◆ Excerpt provided ◆
Re: Why won't storm restart failing tasks?

Onur Ünlü Thu, 16 Oct 2014 23:33:32 -0700

Hi Marc,

Did you override the "fail" method of BaseRichSpout?


Regards,
Onur


On Tue, Oct 14, 2014 at 6:24 PM, Marc Vaillant <[email protected]>
wrote:

> How about:
>
>
> https://storm.incubator.apache.org/apidocs/backtype/storm/Config.html#NIMBUS_TASK_TIMEOUT_SECS
>
> "How long without heartbeating a task can go before nimbus will consider
> the task dead and reassign it to another location."
>
> and
>
>
> https://storm.incubator.apache.org/apidocs/backtype/storm/Config.html#NIMBUS_REASSIGN
>
> "Whether or not nimbus should reassign tasks if it detects that a task
> goes down. Defaults to true, and it's not recommended to change this
> value."
>
> Marc
>
> On Sat, Oct 11, 2014 at 08:42:16PM +0000, Itai Frenkel wrote:
> > AFAIK the task.heartbeat.frequency.secs is related to zookeeper
> bookeeping. Not sure if it is being act upon.
> >
> > See also https://github.com/apache/storm/pull/286 (related to 2.3
> below).
> >
> > Itai
> >
> > ________________________________________
> > From: Marc Vaillant <[email protected]>
> > Sent: Friday, October 10, 2014 7:32 PM
> > To: [email protected]
> > Subject: Re: Why won't storm restart failing tasks?
> >
> > Hi Itai,
> >
> > Thanks very much for your response and suggestions.  My first naive
> > thought is: why is this so hard? Isn't this the most basic fault
> > tolerance provided by the simplest load balancers (which is essentially
> > what a shuffle grouping is)?  Second question is that I see config
> > parameters like task.heartbeat.frequency.secs, what is the purpose of a
> > task heartbeat if not to detect this kind of situation?
> >
> > Thanks,
> > Marc
> >
> > On Fri, Oct 10, 2014 at 09:22:38AM +0000, Itai Frenkel wrote:
> > > Hi Marc,
> > >
> > > (I'm a storm newbie myself).
> > >
> > > As I understand it your question has two parts:
> > > 1. Can Storm detect a Bolt that is "stuck". AFAIK the answer is no.
> > > 2. Can Storm do anything about it. AFAIK the answer is no.
> > >
> > > What I would do in your situation:
> > > 1. I would write a delegate bolt that would delegate all the
> execute/ack/fail to "problematic bolt".
> > >     I would then connect to that delegate bolt a tick tuple
> http://kitmenke.com/blog/2014/08/04/tick-tuples-within-storm/  which
> would update a TTL data structure
> > >    (such as expireAfterWrite and removeListener as described in
> http://docs.guava-libraries.googlecode.com/git/javadoc/com/google/common/cache/CacheBuilder.html
> )
> > >    Each time the tick arrives it writes to the Cache which updates the
> TTL. When the TTL expires you will get an event on a separate thread.
> > >    The delegate bolt would ofcourse cannot forward any of the tick
> tuples to the "problematic bolt"

◆ Dataset excerpt ◆
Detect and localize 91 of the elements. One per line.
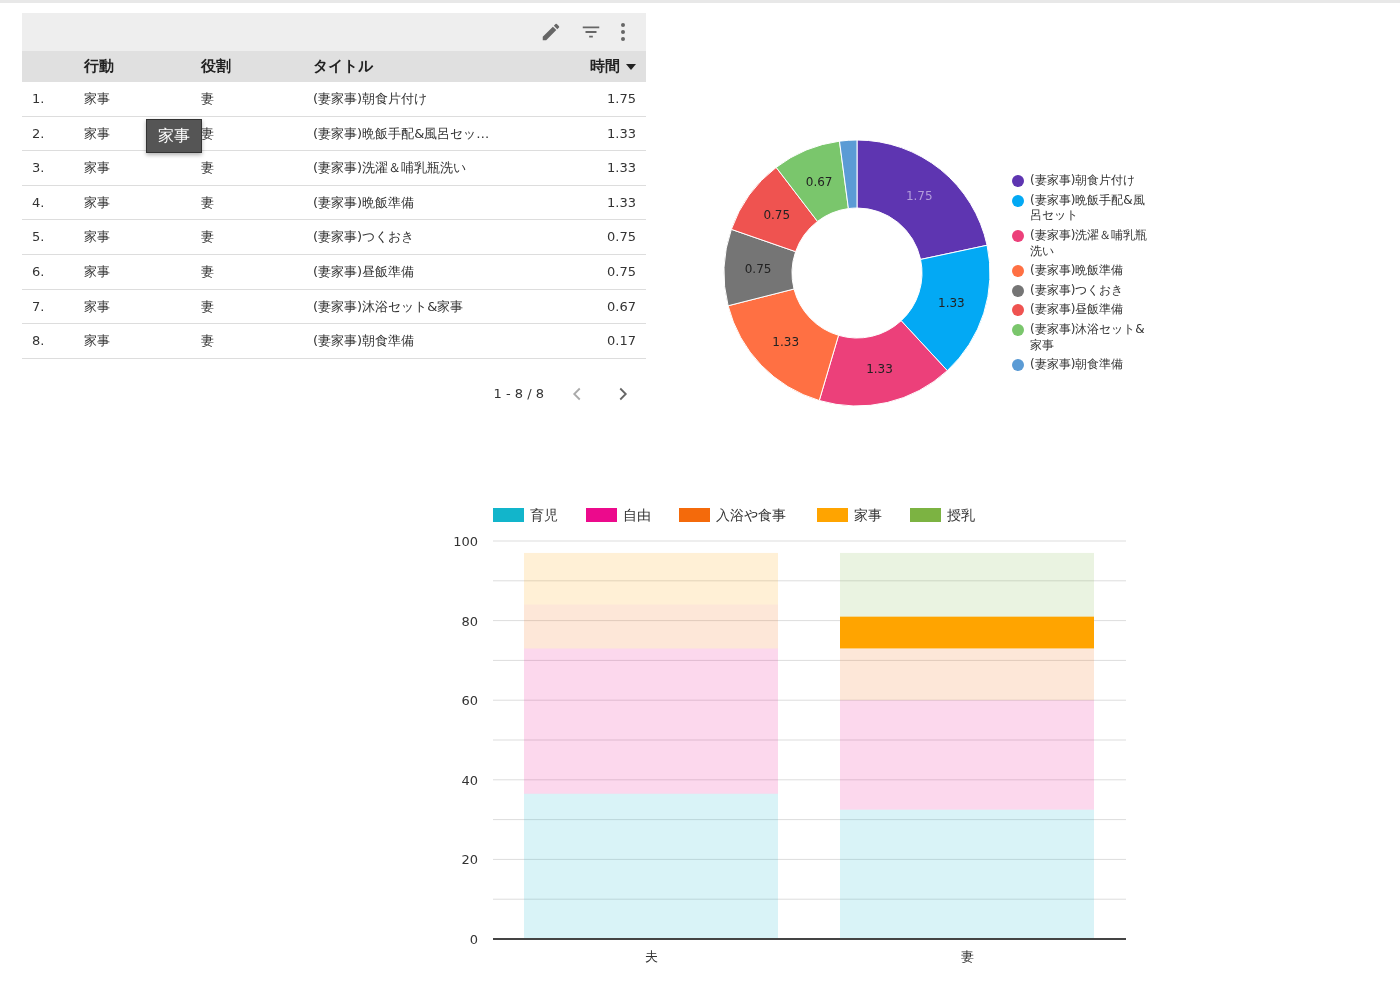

◆ Actions to take ◆
a) In the Storm mailing-list thread about restarting failing tasks, what is NIMBUS_REASSIGN's default value?
b) Continue the Storm mailing-list thread on restarting failing tasks from the point where its text ends.

◆ Answer set ◆
a) It defaults to true.

b)
> > >
> > > 2. There are four choices:
> > >     2.1. Try and interrupt the execute() thread. This is an
> anti-pattern in java since many libraries swallow InterruptedException and
> do not call Thread.interrupted(). So it most likely not work.
> > >     2.2  Have the "problematic bolt" implement RestartableBolt
> interface which has a restart method that sets everything back to normal.
> This is also not recommended as trying to fix an unknown bug state in code
> is always bad. But if there is a specific place you know the bolt gets
> stuck, then the restart method could just flip an AtomicBoolean and that
> code would check if that AtomicBoolean is set. AtomicBoolean has its cost
> in terms of CPU pipeline caching so make sure you don't put it too deep
> inside the for loops.
> > >    2.3 Have the "problematic bolt" run in a separate process. This
> would require implementing the multilang protocol in Java (it is already
> implemented in python/nodejs/ruby). The bolt would get hit by
> serialization/deserialization CPU cycles per emit.
> > >     Once you implemented the multilang protocol, then run the
> problematic bolt using ShellBolt which has the PID of the child process and
> can kill it.
> > >    2.4 Throw an exception that will crash the entire worker process.
> The supervisor would then restart the process. But all of the executors on
> the workers get restarted too (and you get a few tens of seconds of
> downtime).
> > >
> > > Regards,
> > > Itai
> > >
> > >
> > > ________________________________________
> > > From: Marc Vaillant <[email protected]>
> > > Sent: Thursday, October 9, 2014 8:05 PM
> > > To: [email protected]
> > > Subject: Why won't storm restart failing tasks?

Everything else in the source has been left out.